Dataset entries
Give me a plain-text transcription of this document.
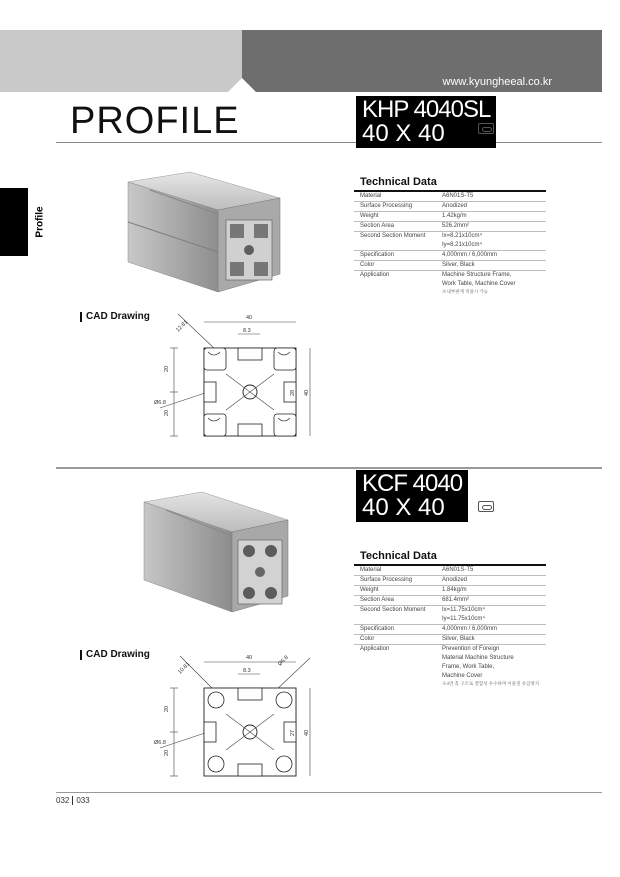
www.kyungheeal.co.kr
PROFILE
Profile
KHP 4040SL
40 X 40
Technical Data
Material	A6N01S-T5
Surface Processing	Anodized
Weight	1.42kg/m
Section Area	526.2mm²
Second Section Moment	Ix=8.21x10cm⁴
Iy=8.21x10cm⁴
Specification	4,000mm / 6,000mm
Color	Silver, Black
Application	Machine Structure Frame,
Work Table, Machine Cover
※내부판재 적용시 가능
CAD Drawing	40
8.3
20
20
28 40
12.81
Ø6.8
KCF 4040
40 X 40
Technical Data
Material	A6N01S-T5
Surface Processing	Anodized
Weight	1.84kg/m
Section Area	681.4mm²
Second Section Moment	Ix=11.75x10cm⁴
Iy=11.75x10cm⁴
Specification	4,000mm / 6,000mm
Color	Silver, Black
Application	Prevention of Foreign
Material Machine Structure
Frame, Work Table,
Machine Cover
※4면 홀 구조로 결합성 우수하며 이물질 유입방지
CAD Drawing	40
8.3
20
20
27 40
10.81
Ø6.8
Ø6.8
032 033
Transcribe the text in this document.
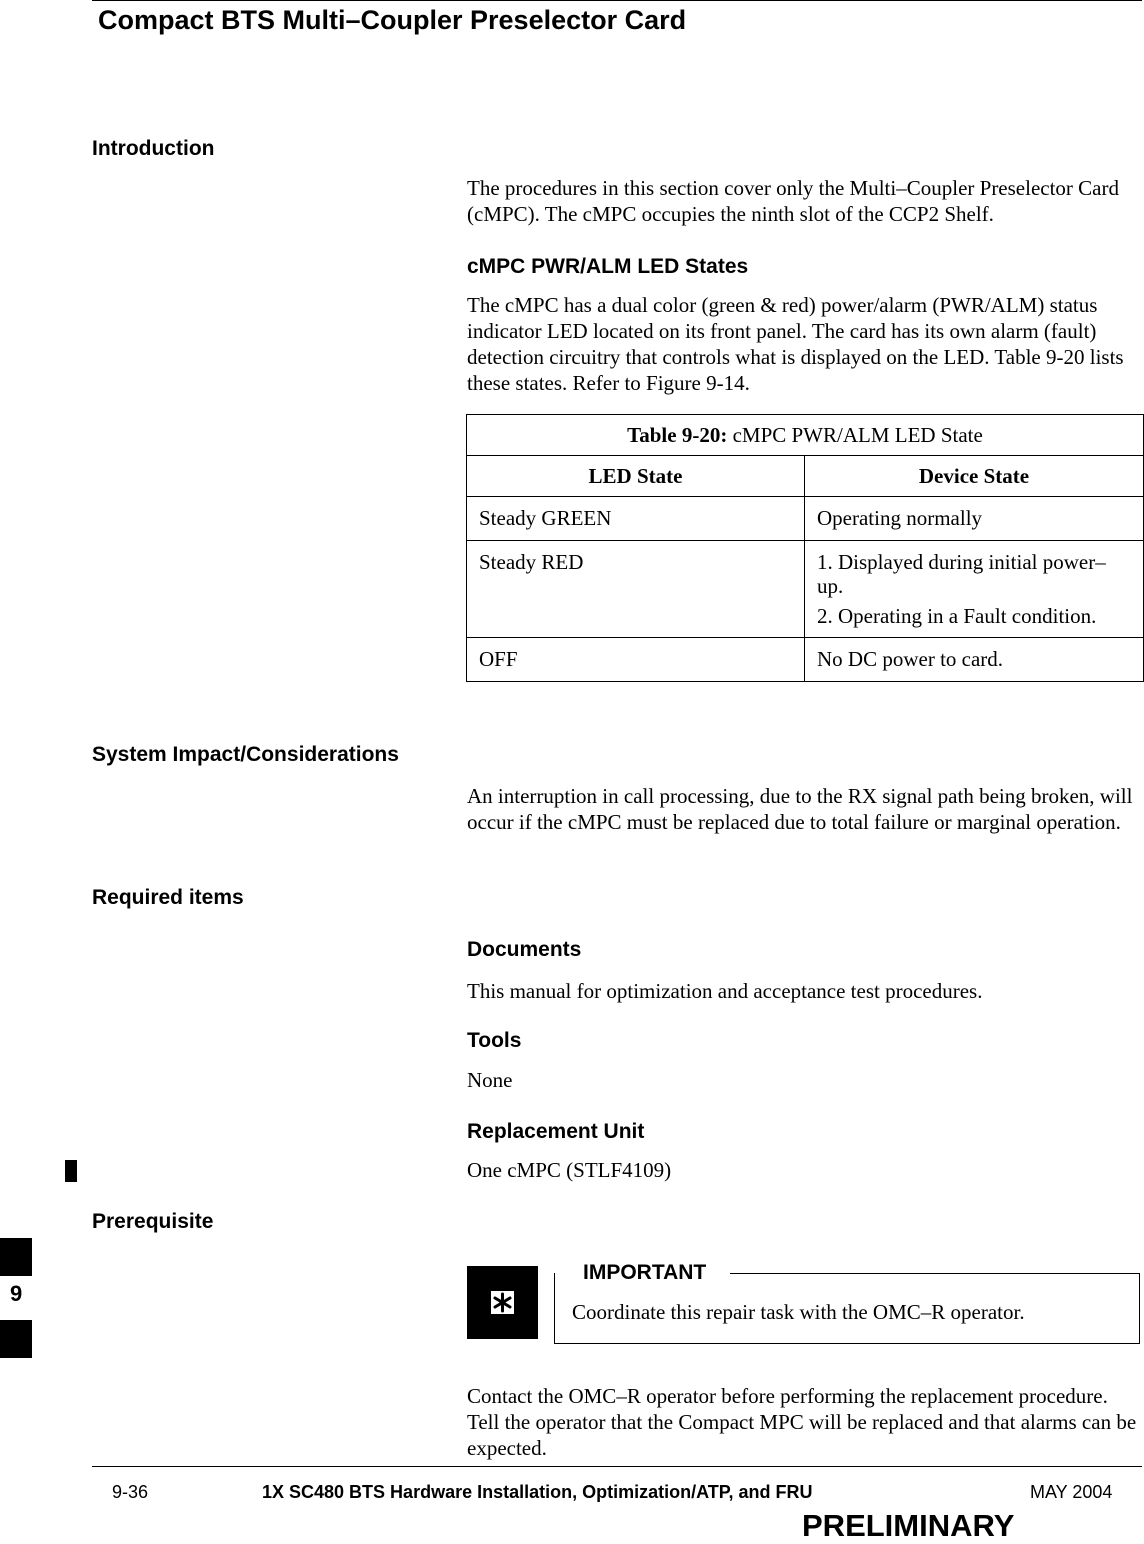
Compact BTS Multi–Coupler Preselector Card
Introduction
The procedures in this section cover only the Multi–Coupler Preselector Card (cMPC). The cMPC occupies the ninth slot of the CCP2 Shelf.
cMPC PWR/ALM LED States
The cMPC has a dual color (green & red) power/alarm (PWR/ALM) status indicator LED located on its front panel. The card has its own alarm (fault) detection circuitry that controls what is displayed on the LED. Table 9-20 lists these states. Refer to Figure 9-14.
Table 9-20: cMPC PWR/ALM LED State	
LED State	Device State
Steady GREEN	Operating normally
Steady RED	1. Displayed during initial power– up.
2. Operating in a Fault condition.

OFF	No DC power to card.
System Impact/Considerations
An interruption in call processing, due to the RX signal path being broken, will occur if the cMPC must be replaced due to total failure or marginal operation.
Required items
Documents
This manual for optimization and acceptance test procedures.
Tools
None
Replacement Unit
One cMPC (STLF4109)
Prerequisite
IMPORTANT
Coordinate this repair task with the OMC–R operator.
Contact the OMC–R operator before performing the replacement procedure. Tell the operator that the Compact MPC will be replaced and that alarms can be expected.
9
9-36	1X SC480 BTS Hardware Installation, Optimization/ATP, and FRU	MAY 2004
PRELIMINARY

## Exercise requirements
In the entries above, count each line with "Moment"; reply with the total only.

## Exercise result
2